Supplied information
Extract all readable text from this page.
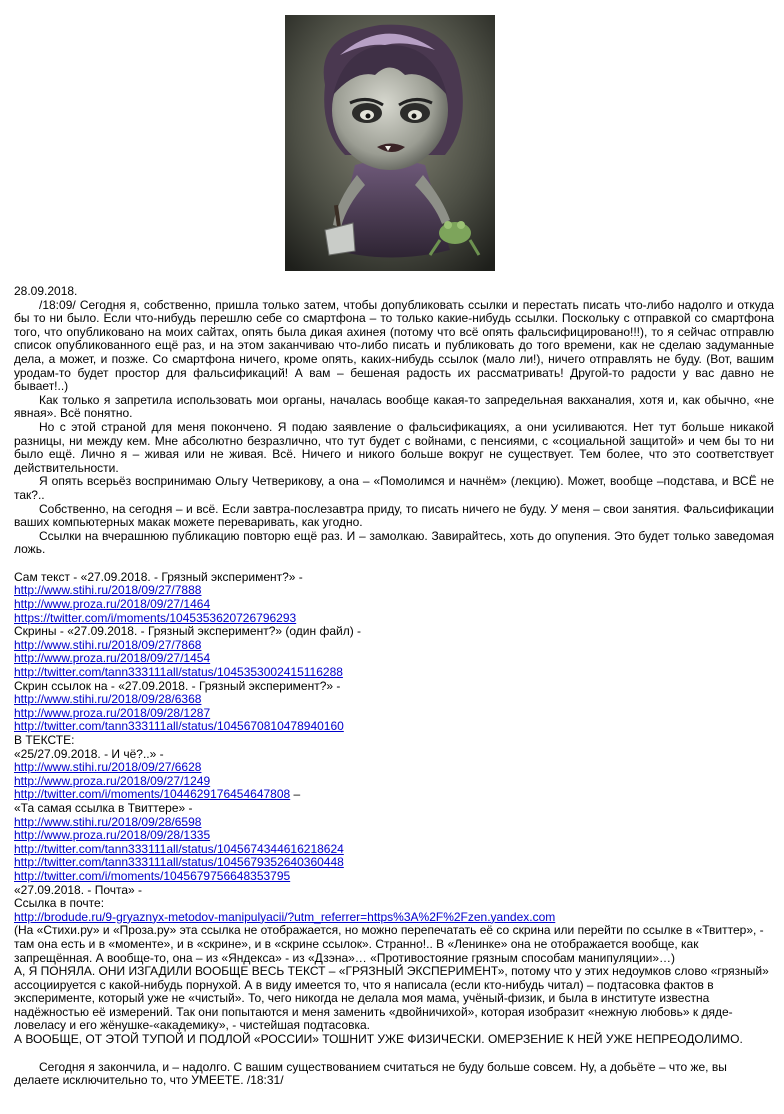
28.09.2018.

/18:09/ Сегодня я, собственно, пришла только затем, чтобы допубликовать ссылки и перестать писать что-либо надолго и откуда бы то ни было. Если что-нибудь перешлю себе со смартфона – то только какие-нибудь ссылки. Поскольку с отправкой со смартфона того, что опубликовано на моих сайтах, опять была дикая ахинея (потому что всё опять фальсифицировано!!!), то я сейчас отправлю список опубликованного ещё раз, и на этом заканчиваю что-либо писать и публиковать до того времени, как не сделаю задуманные дела, а может, и позже. Со смартфона ничего, кроме опять, каких-нибудь ссылок (мало ли!), ничего отправлять не буду. (Вот, вашим уродам-то будет простор для фальсификаций! А вам – бешеная радость их рассматривать! Другой-то радости у вас давно не бывает!..)

Как только я запретила использовать мои органы, началась вообще какая-то запредельная вакханалия, хотя и, как обычно, «не явная». Всё понятно.

Но с этой страной для меня покончено. Я подаю заявление о фальсификациях, а они усиливаются. Нет тут больше никакой разницы, ни между кем. Мне абсолютно безразлично, что тут будет с войнами, с пенсиями, с «социальной защитой» и чем бы то ни было ещё. Лично я – живая или не живая. Всё. Ничего и никого больше вокруг не существует. Тем более, что это соответствует действительности.

Я опять всерьёз воспринимаю Ольгу Четверикову, а она – «Помолимся и начнём» (лекцию). Может, вообще –подстава, и ВСЁ не так?..

Собственно, на сегодня – и всё. Если завтра-послезавтра приду, то писать ничего не буду. У меня – свои занятия. Фальсификации ваших компьютерных макак можете переваривать, как угодно.

Ссылки на вчерашнюю публикацию повторю ещё раз. И – замолкаю. Завирайтесь, хоть до опупения. Это будет только заведомая ложь.

Сам текст - «27.09.2018. - Грязный эксперимент?» -

http://www.stihi.ru/2018/09/27/7888

http://www.proza.ru/2018/09/27/1464

https://twitter.com/i/moments/1045353620726796293

Скрины - «27.09.2018. - Грязный эксперимент?» (один файл) -

http://www.stihi.ru/2018/09/27/7868

http://www.proza.ru/2018/09/27/1454

http://twitter.com/tann333111all/status/1045353002415116288

Скрин ссылок на - «27.09.2018. - Грязный эксперимент?» -

http://www.stihi.ru/2018/09/28/6368

http://www.proza.ru/2018/09/28/1287

http://twitter.com/tann333111all/status/1045670810478940160

В ТЕКСТЕ:

«25/27.09.2018. - И чё?..» -

http://www.stihi.ru/2018/09/27/6628

http://www.proza.ru/2018/09/27/1249

http://twitter.com/i/moments/1044629176454647808 –

«Та самая ссылка в Твиттере» -

http://www.stihi.ru/2018/09/28/6598

http://www.proza.ru/2018/09/28/1335

http://twitter.com/tann333111all/status/1045674344616218624

http://twitter.com/tann333111all/status/1045679352640360448

http://twitter.com/i/moments/1045679756648353795

«27.09.2018. - Почта» -

Ссылка в почте:

http://brodude.ru/9-gryaznyx-metodov-manipulyacii/?utm_referrer=https%3A%2F%2Fzen.yandex.com

(На «Стихи.ру» и «Проза.ру» эта ссылка не отображается, но можно перепечатать её со скрина или перейти по ссылке в «Твиттер», - там она есть и в «моменте», и в «скрине», и в «скрине ссылок». Странно!.. В «Ленинке» она не отображается вообще, как запрещённая. А вообще-то, она – из «Яндекса» - из «Дзэна»… «Противостояние грязным способам манипуляции»…)

А, Я ПОНЯЛА. ОНИ ИЗГАДИЛИ ВООБЩЕ ВЕСЬ ТЕКСТ – «ГРЯЗНЫЙ ЭКСПЕРИМЕНТ», потому что у этих недоумков слово «грязный» ассоциируется с какой-нибудь порнухой. А в виду имеется то, что я написала (если кто-нибудь читал) – подтасовка фактов в эксперименте, который уже не «чистый». То, чего никогда не делала моя мама, учёный-физик, и была в институте известна надёжностью её измерений. Так они попытаются и меня заменить «двойничихой», которая изобразит «нежную любовь» к дяде-ловеласу и его жёнушке-«академику», - чистейшая подтасовка.

А ВООБЩЕ, ОТ ЭТОЙ ТУПОЙ И ПОДЛОЙ «РОССИИ» ТОШНИТ УЖЕ ФИЗИЧЕСКИ. ОМЕРЗЕНИЕ К НЕЙ УЖЕ НЕПРЕОДОЛИМО.

Сегодня я закончила, и – надолго. С вашим существованием считаться не буду больше совсем. Ну, а добьёте – что же, вы делаете исключительно то, что УМЕЕТЕ. /18:31/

Problem details
Lines holding the word "буду" in the entries above are the ones to pull out. Copy them all.

Final answer
/18:09/ Сегодня я, собственно, пришла только затем, чтобы допубликовать ссылки и перестать писать что-либо надолго и откуда бы то ни было. Если что-нибудь перешлю себе со смартфона – то только какие-нибудь ссылки. Поскольку с отправкой со смартфона того, что опубликовано на моих сайтах, опять была дикая ахинея (потому что всё опять фальсифицировано!!!), то я сейчас отправлю список опубликованного ещё раз, и на этом заканчиваю что-либо писать и публиковать до того времени, как не сделаю задуманные дела, а может, и позже. Со смартфона ничего, кроме опять, каких-нибудь ссылок (мало ли!), ничего отправлять не буду. (Вот, вашим уродам-то будет простор для фальсификаций! А вам – бешеная радость их рассматривать! Другой-то радости у вас давно не бывает!..)
Собственно, на сегодня – и всё. Если завтра-послезавтра приду, то писать ничего не буду. У меня – свои занятия. Фальсификации ваших компьютерных макак можете переваривать, как угодно.
Сегодня я закончила, и – надолго. С вашим существованием считаться не буду больше совсем. Ну, а добьёте – что же, вы делаете исключительно то, что УМЕЕТЕ. /18:31/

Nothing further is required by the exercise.